Goal -
Copy nothing but the text: repeat each entry exactly and drop the images.

Data excerpts -
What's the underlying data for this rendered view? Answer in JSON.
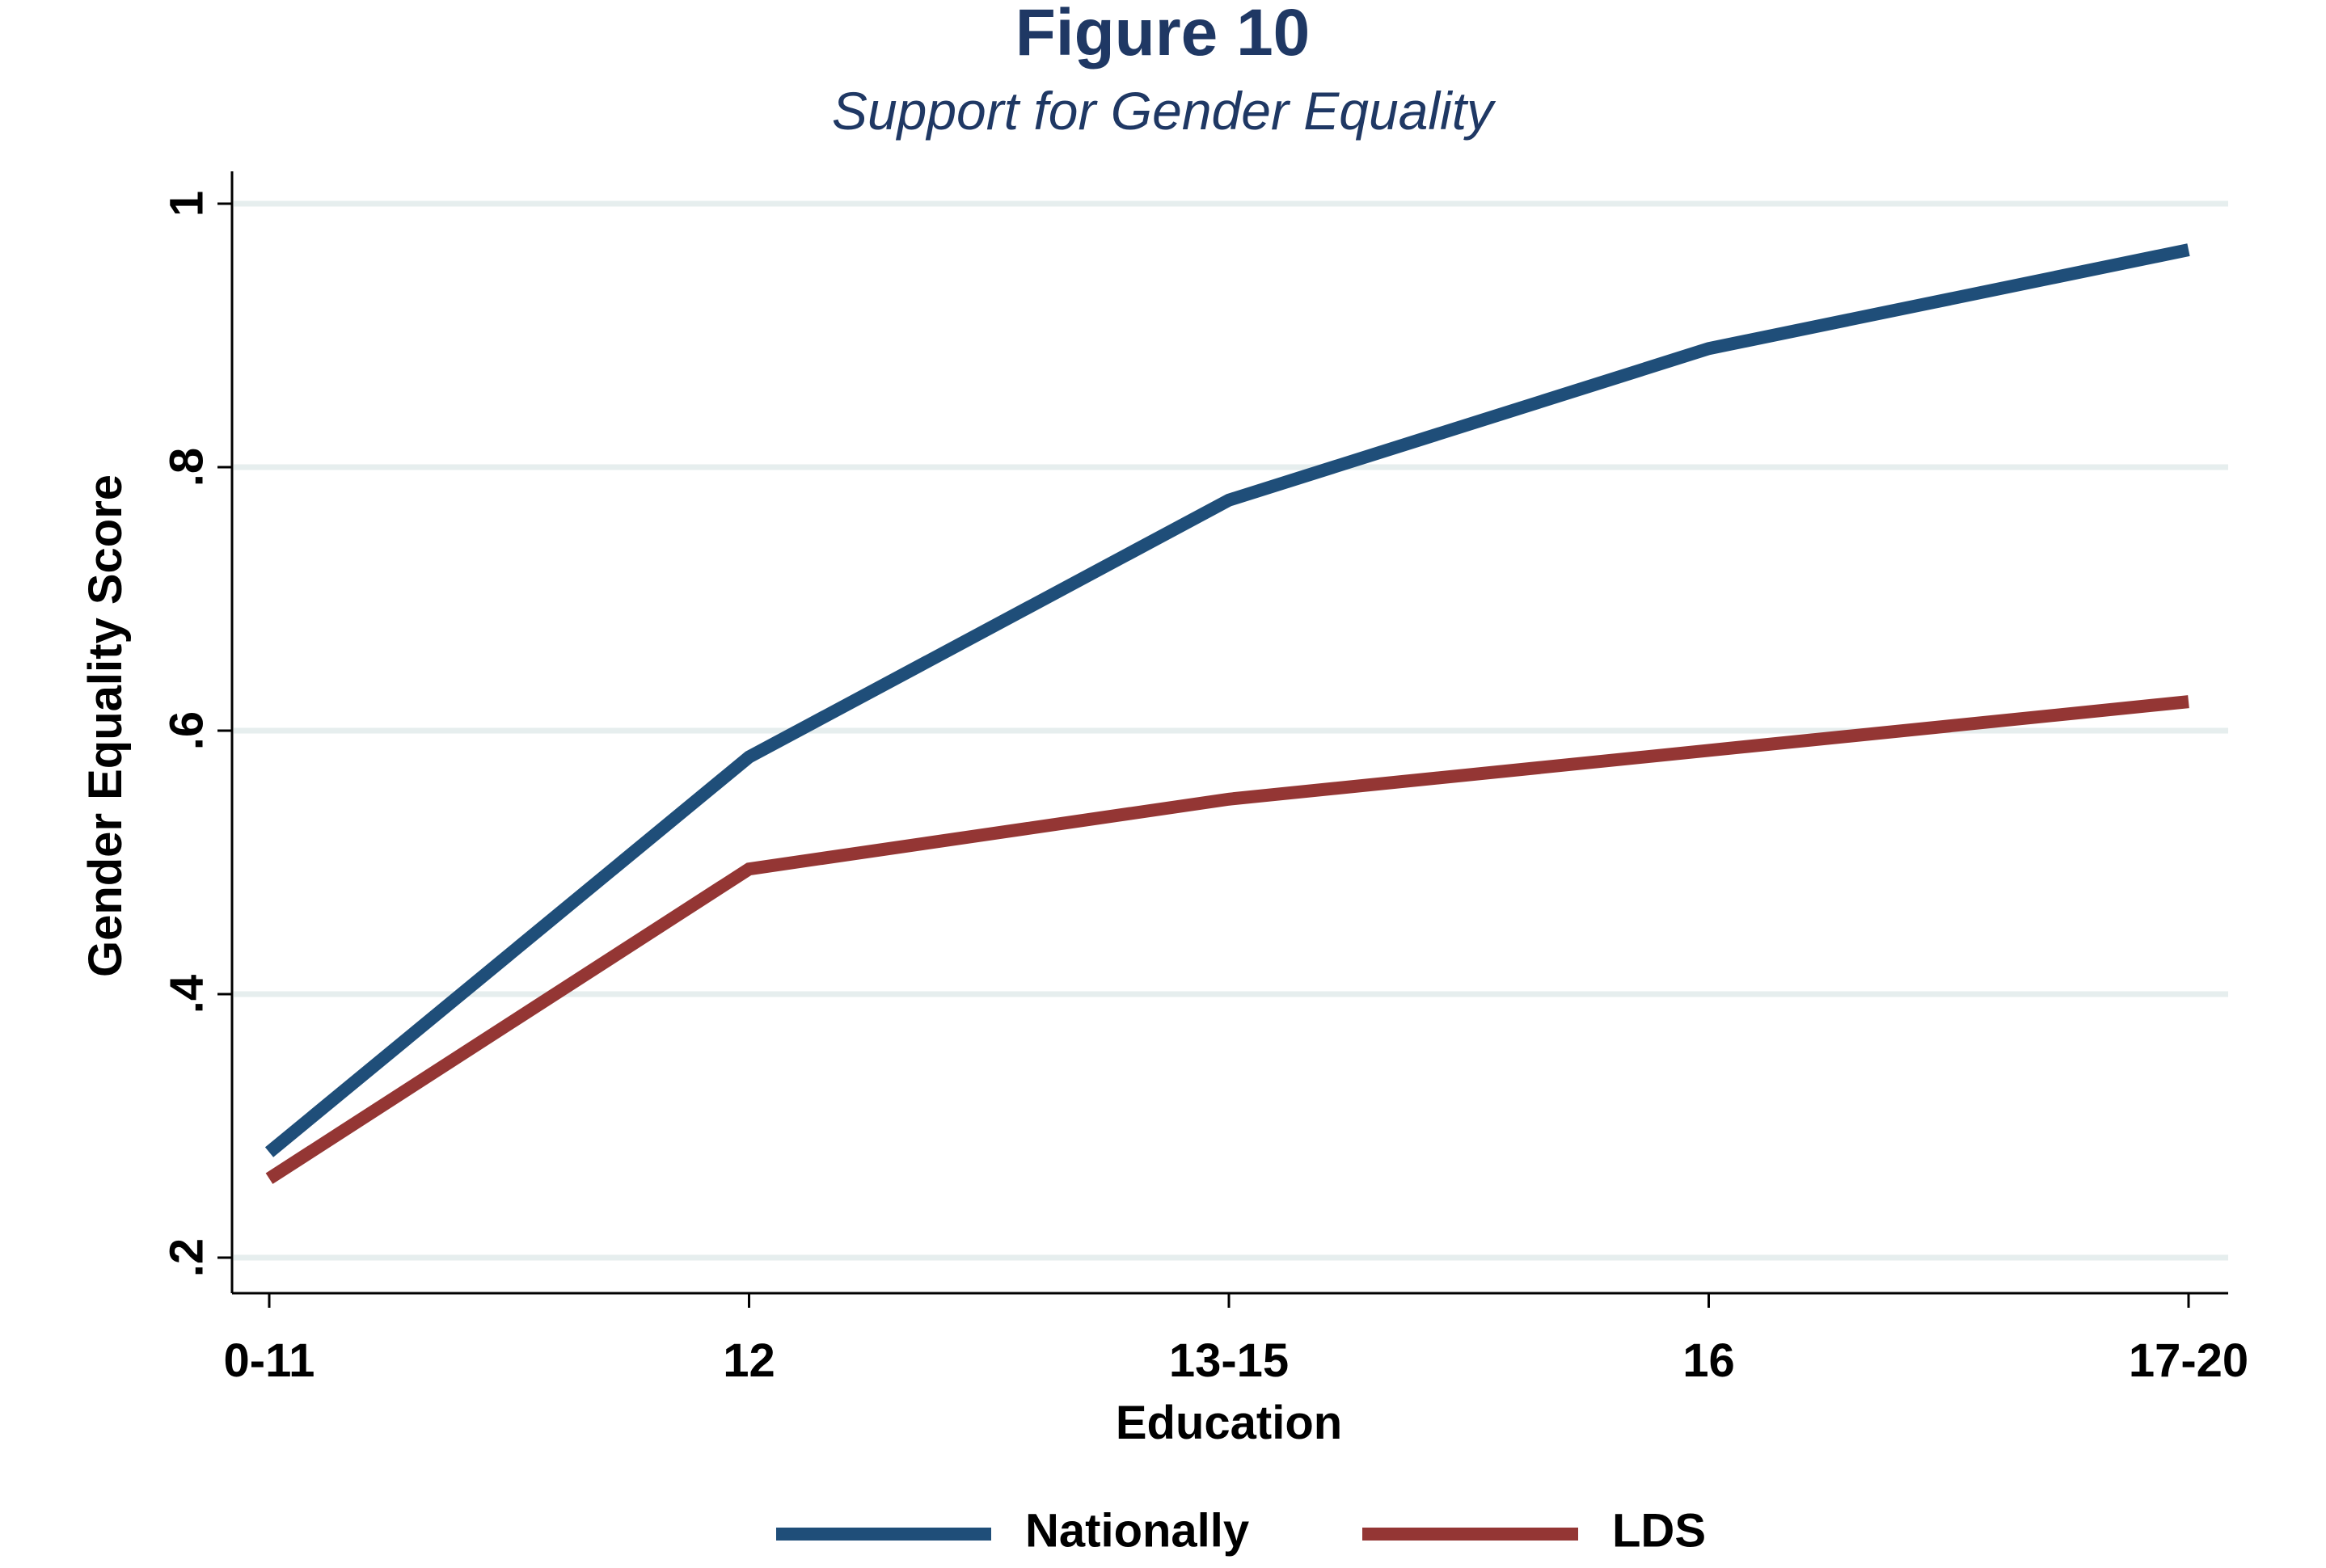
{
  "chart_data": {
    "type": "line",
    "title": "Figure 10",
    "subtitle": "Support for Gender Equality",
    "xlabel": "Education",
    "ylabel": "Gender Equality Score",
    "categories": [
      "0-11",
      "12",
      "13-15",
      "16",
      "17-20"
    ],
    "ylim": [
      0.2,
      1.0
    ],
    "yticks": [
      0.2,
      0.4,
      0.6,
      0.8,
      1.0
    ],
    "ytick_labels": [
      ".2",
      ".4",
      ".6",
      ".8",
      "1"
    ],
    "grid": true,
    "legend_position": "bottom",
    "series": [
      {
        "name": "Nationally",
        "color": "#1f4e79",
        "values": [
          0.28,
          0.58,
          0.775,
          0.89,
          0.965
        ]
      },
      {
        "name": "LDS",
        "color": "#943634",
        "values": [
          0.26,
          0.495,
          0.548,
          0.585,
          0.622
        ]
      }
    ]
  }
}
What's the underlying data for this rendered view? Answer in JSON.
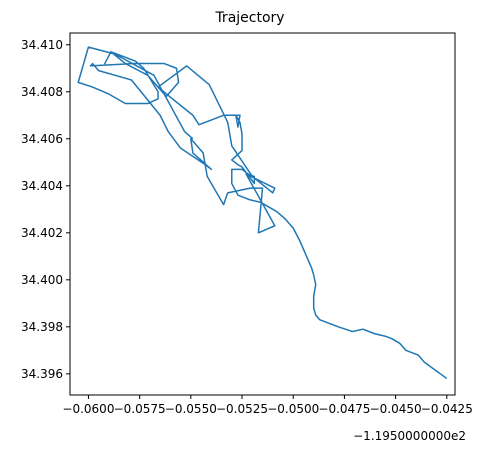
{
  "chart_data": {
    "type": "line",
    "title": "Trajectory",
    "xlabel": "",
    "ylabel": "",
    "x_offset_label": "−1.1950000000e2",
    "xlim": [
      -0.0609,
      -0.0421
    ],
    "ylim": [
      34.3951,
      34.4105
    ],
    "grid": false,
    "x_ticks": [
      -0.06,
      -0.0575,
      -0.055,
      -0.0525,
      -0.05,
      -0.0475,
      -0.045,
      -0.0425
    ],
    "x_tick_labels": [
      "−0.0600",
      "−0.0575",
      "−0.0550",
      "−0.0525",
      "−0.0500",
      "−0.0475",
      "−0.0450",
      "−0.0425"
    ],
    "y_ticks": [
      34.396,
      34.398,
      34.4,
      34.402,
      34.404,
      34.406,
      34.408,
      34.41
    ],
    "y_tick_labels": [
      "34.396",
      "34.398",
      "34.400",
      "34.402",
      "34.404",
      "34.406",
      "34.408",
      "34.410"
    ],
    "line_color": "#1f77b4",
    "series": [
      {
        "x": [
          -0.0425,
          -0.0436,
          -0.0439,
          -0.0445,
          -0.0448,
          -0.0452,
          -0.0455,
          -0.046,
          -0.0466,
          -0.0471,
          -0.0478,
          -0.0487,
          -0.0489,
          -0.049,
          -0.049,
          -0.0489,
          -0.049,
          -0.0491,
          -0.0494,
          -0.0497,
          -0.05,
          -0.0504,
          -0.0508,
          -0.0512,
          -0.0516,
          -0.0521,
          -0.0527,
          -0.053,
          -0.053,
          -0.0525,
          -0.0522,
          -0.0519,
          -0.0519,
          -0.0525,
          -0.0527,
          -0.053,
          -0.0525,
          -0.0525,
          -0.0526,
          -0.0528,
          -0.0527,
          -0.0526,
          -0.0534,
          -0.0546,
          -0.0549,
          -0.0559,
          -0.0566,
          -0.0552,
          -0.0541,
          -0.0532,
          -0.053,
          -0.052,
          -0.051,
          -0.0509,
          -0.0523,
          -0.0509,
          -0.0517,
          -0.0515,
          -0.0521,
          -0.0532,
          -0.0534,
          -0.0542,
          -0.0544,
          -0.055,
          -0.0549,
          -0.054,
          -0.0543,
          -0.0555,
          -0.0561,
          -0.0565,
          -0.0579,
          -0.0595,
          -0.0598,
          -0.0599,
          -0.0578,
          -0.057,
          -0.0563,
          -0.0557,
          -0.0556,
          -0.0562,
          -0.0571,
          -0.0582,
          -0.0589,
          -0.0592,
          -0.0589,
          -0.0577,
          -0.0573,
          -0.0566,
          -0.0566,
          -0.0571,
          -0.0582,
          -0.059,
          -0.0598,
          -0.0605,
          -0.06,
          -0.0587,
          -0.0568,
          -0.0553,
          -0.0549
        ],
        "y": [
          34.3958,
          34.3965,
          34.3968,
          34.397,
          34.3973,
          34.3975,
          34.3976,
          34.3977,
          34.3979,
          34.3978,
          34.398,
          34.3983,
          34.3985,
          34.3988,
          34.3993,
          34.3998,
          34.4002,
          34.4005,
          34.4011,
          34.4017,
          34.4022,
          34.4026,
          34.4029,
          34.4031,
          34.4033,
          34.4034,
          34.4036,
          34.4041,
          34.4047,
          34.4047,
          34.4045,
          34.4044,
          34.4041,
          34.4048,
          34.4049,
          34.4051,
          34.4055,
          34.4062,
          34.4067,
          34.407,
          34.4065,
          34.407,
          34.407,
          34.4066,
          34.407,
          34.4077,
          34.4082,
          34.4091,
          34.4083,
          34.4067,
          34.4057,
          34.4044,
          34.4037,
          34.4039,
          34.4045,
          34.4023,
          34.402,
          34.4039,
          34.4039,
          34.4037,
          34.4032,
          34.4044,
          34.4054,
          34.406,
          34.4054,
          34.4047,
          34.4049,
          34.4056,
          34.4063,
          34.407,
          34.4085,
          34.4089,
          34.4092,
          34.4091,
          34.4092,
          34.4092,
          34.4092,
          34.409,
          34.4084,
          34.4078,
          34.4087,
          34.4092,
          34.4097,
          34.4092,
          34.4097,
          34.4093,
          34.409,
          34.408,
          34.4077,
          34.4075,
          34.4075,
          34.4079,
          34.4082,
          34.4084,
          34.4099,
          34.4096,
          34.4087,
          34.4063,
          34.406
        ]
      }
    ]
  }
}
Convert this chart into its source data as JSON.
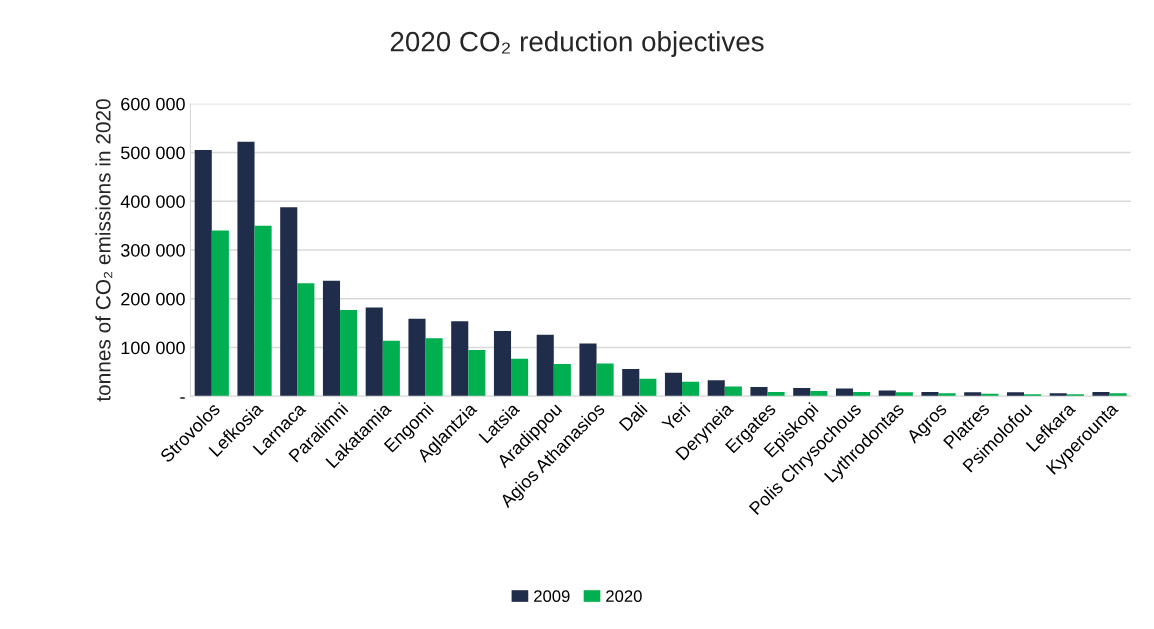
{
  "chart_data": {
    "type": "bar",
    "title": "2020 CO₂ reduction objectives",
    "ylabel": "tonnes of CO₂ emissions in 2020",
    "categories": [
      "Strovolos",
      "Lefkosia",
      "Larnaca",
      "Paralimni",
      "Lakatamia",
      "Engomi",
      "Aglantzia",
      "Latsia",
      "Aradippou",
      "Agios Athanasios",
      "Dali",
      "Yeri",
      "Deryneia",
      "Ergates",
      "Episkopi",
      "Polis Chrysochous",
      "Lythrodontas",
      "Agros",
      "Platres",
      "Psimolofou",
      "Lefkara",
      "Kyperounta"
    ],
    "series": [
      {
        "name": "2009",
        "color": "#1f2d4a",
        "values": [
          505000,
          522000,
          388000,
          237000,
          182000,
          159000,
          154000,
          134000,
          126000,
          108000,
          56000,
          48000,
          33000,
          19000,
          17000,
          16000,
          12000,
          9000,
          8000,
          8000,
          6000,
          9000
        ]
      },
      {
        "name": "2020",
        "color": "#00b050",
        "values": [
          340000,
          350000,
          232000,
          177000,
          114000,
          119000,
          95000,
          77000,
          66000,
          67000,
          36000,
          30000,
          20000,
          9000,
          11000,
          9000,
          8000,
          6000,
          5000,
          4000,
          4000,
          6000
        ]
      }
    ],
    "ylim": [
      0,
      600000
    ],
    "yticks": [
      {
        "value": 0,
        "label": "-"
      },
      {
        "value": 100000,
        "label": "100 000"
      },
      {
        "value": 200000,
        "label": "200 000"
      },
      {
        "value": 300000,
        "label": "300 000"
      },
      {
        "value": 400000,
        "label": "400 000"
      },
      {
        "value": 500000,
        "label": "500 000"
      },
      {
        "value": 600000,
        "label": "600 000"
      }
    ],
    "grid": "y",
    "legend": "bottom"
  }
}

Exercise answer -
What's the underlying data for this rendered view? Answer in JSON.
{
  "chart_data": {
    "type": "line",
    "title": "Figure 10",
    "subtitle": "Support for Gender Equality",
    "xlabel": "Education",
    "ylabel": "Gender Equality Score",
    "categories": [
      "0-11",
      "12",
      "13-15",
      "16",
      "17-20"
    ],
    "ylim": [
      0.2,
      1.0
    ],
    "yticks": [
      0.2,
      0.4,
      0.6,
      0.8,
      1.0
    ],
    "ytick_labels": [
      ".2",
      ".4",
      ".6",
      ".8",
      "1"
    ],
    "grid": true,
    "legend_position": "bottom",
    "series": [
      {
        "name": "Nationally",
        "color": "#1f4e79",
        "values": [
          0.28,
          0.58,
          0.775,
          0.89,
          0.965
        ]
      },
      {
        "name": "LDS",
        "color": "#943634",
        "values": [
          0.26,
          0.495,
          0.548,
          0.585,
          0.622
        ]
      }
    ]
  }
}
What's the underlying data for this rendered view? Answer in JSON.
{
  "chart_data": {
    "type": "line",
    "title": "Trajectory",
    "xlabel": "",
    "ylabel": "",
    "x_offset_label": "−1.1950000000e2",
    "xlim": [
      -0.0609,
      -0.0421
    ],
    "ylim": [
      34.3951,
      34.4105
    ],
    "grid": false,
    "x_ticks": [
      -0.06,
      -0.0575,
      -0.055,
      -0.0525,
      -0.05,
      -0.0475,
      -0.045,
      -0.0425
    ],
    "x_tick_labels": [
      "−0.0600",
      "−0.0575",
      "−0.0550",
      "−0.0525",
      "−0.0500",
      "−0.0475",
      "−0.0450",
      "−0.0425"
    ],
    "y_ticks": [
      34.396,
      34.398,
      34.4,
      34.402,
      34.404,
      34.406,
      34.408,
      34.41
    ],
    "y_tick_labels": [
      "34.396",
      "34.398",
      "34.400",
      "34.402",
      "34.404",
      "34.406",
      "34.408",
      "34.410"
    ],
    "line_color": "#1f77b4",
    "series": [
      {
        "x": [
          -0.0425,
          -0.0436,
          -0.0439,
          -0.0445,
          -0.0448,
          -0.0452,
          -0.0455,
          -0.046,
          -0.0466,
          -0.0471,
          -0.0478,
          -0.0487,
          -0.0489,
          -0.049,
          -0.049,
          -0.0489,
          -0.049,
          -0.0491,
          -0.0494,
          -0.0497,
          -0.05,
          -0.0504,
          -0.0508,
          -0.0512,
          -0.0516,
          -0.0521,
          -0.0527,
          -0.053,
          -0.053,
          -0.0525,
          -0.0522,
          -0.0519,
          -0.0519,
          -0.0525,
          -0.0527,
          -0.053,
          -0.0525,
          -0.0525,
          -0.0526,
          -0.0528,
          -0.0527,
          -0.0526,
          -0.0534,
          -0.0546,
          -0.0549,
          -0.0559,
          -0.0566,
          -0.0552,
          -0.0541,
          -0.0532,
          -0.053,
          -0.052,
          -0.051,
          -0.0509,
          -0.0523,
          -0.0509,
          -0.0517,
          -0.0515,
          -0.0521,
          -0.0532,
          -0.0534,
          -0.0542,
          -0.0544,
          -0.055,
          -0.0549,
          -0.054,
          -0.0543,
          -0.0555,
          -0.0561,
          -0.0565,
          -0.0579,
          -0.0595,
          -0.0598,
          -0.0599,
          -0.0578,
          -0.057,
          -0.0563,
          -0.0557,
          -0.0556,
          -0.0562,
          -0.0571,
          -0.0582,
          -0.0589,
          -0.0592,
          -0.0589,
          -0.0577,
          -0.0573,
          -0.0566,
          -0.0566,
          -0.0571,
          -0.0582,
          -0.059,
          -0.0598,
          -0.0605,
          -0.06,
          -0.0587,
          -0.0568,
          -0.0553,
          -0.0549
        ],
        "y": [
          34.3958,
          34.3965,
          34.3968,
          34.397,
          34.3973,
          34.3975,
          34.3976,
          34.3977,
          34.3979,
          34.3978,
          34.398,
          34.3983,
          34.3985,
          34.3988,
          34.3993,
          34.3998,
          34.4002,
          34.4005,
          34.4011,
          34.4017,
          34.4022,
          34.4026,
          34.4029,
          34.4031,
          34.4033,
          34.4034,
          34.4036,
          34.4041,
          34.4047,
          34.4047,
          34.4045,
          34.4044,
          34.4041,
          34.4048,
          34.4049,
          34.4051,
          34.4055,
          34.4062,
          34.4067,
          34.407,
          34.4065,
          34.407,
          34.407,
          34.4066,
          34.407,
          34.4077,
          34.4082,
          34.4091,
          34.4083,
          34.4067,
          34.4057,
          34.4044,
          34.4037,
          34.4039,
          34.4045,
          34.4023,
          34.402,
          34.4039,
          34.4039,
          34.4037,
          34.4032,
          34.4044,
          34.4054,
          34.406,
          34.4054,
          34.4047,
          34.4049,
          34.4056,
          34.4063,
          34.407,
          34.4085,
          34.4089,
          34.4092,
          34.4091,
          34.4092,
          34.4092,
          34.4092,
          34.409,
          34.4084,
          34.4078,
          34.4087,
          34.4092,
          34.4097,
          34.4092,
          34.4097,
          34.4093,
          34.409,
          34.408,
          34.4077,
          34.4075,
          34.4075,
          34.4079,
          34.4082,
          34.4084,
          34.4099,
          34.4096,
          34.4087,
          34.4063,
          34.406
        ]
      }
    ]
  }
}
Convert this chart into its source data as JSON.
{
  "chart_data": {
    "type": "bar",
    "title": "2020 CO₂ reduction objectives",
    "ylabel": "tonnes of CO₂ emissions in 2020",
    "categories": [
      "Strovolos",
      "Lefkosia",
      "Larnaca",
      "Paralimni",
      "Lakatamia",
      "Engomi",
      "Aglantzia",
      "Latsia",
      "Aradippou",
      "Agios Athanasios",
      "Dali",
      "Yeri",
      "Deryneia",
      "Ergates",
      "Episkopi",
      "Polis Chrysochous",
      "Lythrodontas",
      "Agros",
      "Platres",
      "Psimolofou",
      "Lefkara",
      "Kyperounta"
    ],
    "series": [
      {
        "name": "2009",
        "color": "#1f2d4a",
        "values": [
          505000,
          522000,
          388000,
          237000,
          182000,
          159000,
          154000,
          134000,
          126000,
          108000,
          56000,
          48000,
          33000,
          19000,
          17000,
          16000,
          12000,
          9000,
          8000,
          8000,
          6000,
          9000
        ]
      },
      {
        "name": "2020",
        "color": "#00b050",
        "values": [
          340000,
          350000,
          232000,
          177000,
          114000,
          119000,
          95000,
          77000,
          66000,
          67000,
          36000,
          30000,
          20000,
          9000,
          11000,
          9000,
          8000,
          6000,
          5000,
          4000,
          4000,
          6000
        ]
      }
    ],
    "ylim": [
      0,
      600000
    ],
    "yticks": [
      {
        "value": 0,
        "label": "-"
      },
      {
        "value": 100000,
        "label": "100 000"
      },
      {
        "value": 200000,
        "label": "200 000"
      },
      {
        "value": 300000,
        "label": "300 000"
      },
      {
        "value": 400000,
        "label": "400 000"
      },
      {
        "value": 500000,
        "label": "500 000"
      },
      {
        "value": 600000,
        "label": "600 000"
      }
    ],
    "grid": "y",
    "legend": "bottom"
  }
}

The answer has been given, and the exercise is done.